#### TAREFA A REALIZAR
Dê continuidade ao texto sobre a reedição da coleção Clássicos do Jornalismo Brasileiro, começando logo após a última frase apresentada.

#### TEXTO PARA LEITURA
Nem
arte nem ciência. Técnica? Mas, técnica em que
não existem os passos certos, o caminho predeterminado, único
e exato a ser seguido, o jornalismo parece atividade difícil
de se definir. Impossível determinar-lhe com precisão
um método de trabalho, uma verdade inegável, e cada
jornalista, para chegar ele também ao fim comum – o
fato –, parece ter que reinventar a profissão, estabelecer
seus princípios e meios. Para
aconselhar quem já está na carreira e aspirantes,
solucionar algumas dúvidas e criar muitas outras, a Edusp
agora reedita Clássicos do Jornalismo Brasileiro.
A coleção,
lançada em 1992, reúne seis importantes obras, esgotadas
há muito, da escassa bibliografia nacional sobre imprensa
e jornalismo – O problema da imprensa, de Barbosa Lima Sobrinho,
A imprensa e o dever da verdade, de Rui Barbosa, Jornalismo como
gênero literário, de Alceu Amoroso Lima, A missão
da imprensa, de Carlos Lacerda, Iniciação à
filosofia do jornalismo, de Luiz Beltrão, e Espírito
do jornalismo, de Danton Jobim. Escritos entre as décadas
de 20 e 50, por pioneiros na área, os livros surpreendem
pela pertinência e atualidade dos temas que discutem.
Mesmo
com a radical mudança dos quadros da república brasileira
– social, político e econômico –, com a
aposentadoria dos linotipos pelas rotativas eletrônicas e
com a transformação dos jornais em grandes conglomerados
de mídia, muitas perguntas continuam as mesmas para quem
decide ser repórter. E, para elas, continua-se a buscar respostas.
Alvo
de discussões desde o século 18, quando o periodismo
começava se desenvolver e surgia a consciência da sua
função política, a liberdade de imprensa é
uma dessas questões. Capaz de tomar páginas e páginas
dos autores de Clássicos do Jornalismo Brasileiro, a temática,
que hoje pode parecer ponto pacífico, assunto acertado e
encerrado, ressurge em algumas situações, como recentemente
ocorreu na guerra do Iraque, com força. “É uma
discussão eterna. Daqui
a 200 anos estaremos discutindo a imprensa e a liberdade de imprensa”,
diz Alberto Dines, autor do prefácio de um dos livros da
coleção, O problema da imprensa. Para o jornalista,
que está na carreira desde 1952 e é um precursor do
media criticism no Brasil – Dines é idealizador e editor
do programa “Observatório da imprensa” –,
mesmo que se chegue a uma situação em que todo o mundo
seja democrático, nunca se vai resolver esse problema. À
medida que a imprensa avança, a discussão sobre a
liberdade de expressão também avança. A liberdade
de imprensa é um dos problemas irresolvidos da democracia.

#### MATERIAL FORNECIDO
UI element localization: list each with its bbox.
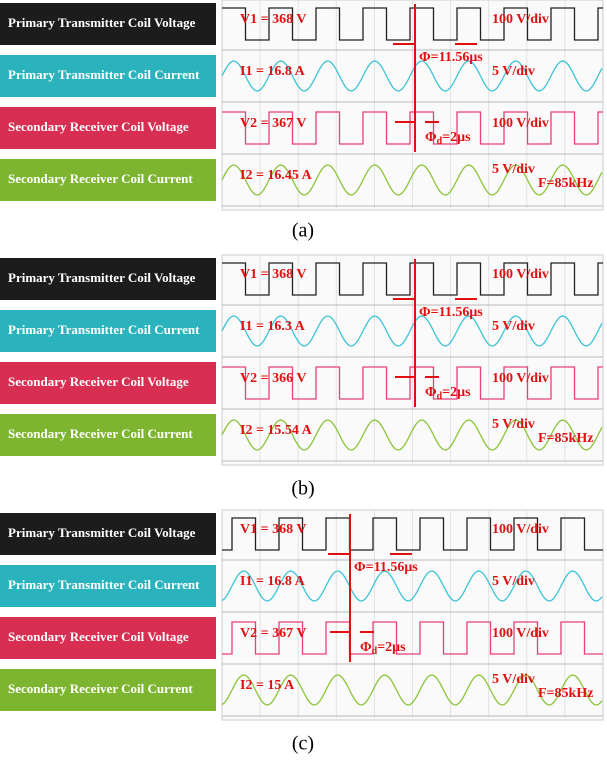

#### RESULTADO FINAL
Aliás, a democracia é irresolvida, porque ela, ao
contrário dos sistemas autoritários, que são
fechados, é um processo dinâmico”.
Com
vontade de sair dos lobbies dos hotéis, aos quais estiveram
relegados em 1991, e ver essa guerra do Iraque de perto, os jornalistas
decidiram trabalhar embedded, incorporados às frentes de
batalha dos exércitos anglo-americanos. Para isso receberam
treinamento e tiveram que assinar um contrato com o Pentágono.
Tal contrato os proibia, por exemplo, de mostrar rostos de americanos
mortos, divulgar números exatos das forças da coalizão
e operações militares antes de seu início.
“Já na Segunda Guerra, quando os pracinhas brasileiros
foram lutar na Itália, os jornalistas que cobriram a FEB
trabalharam incorporados, assim como estavam os jornalistas no Iraque.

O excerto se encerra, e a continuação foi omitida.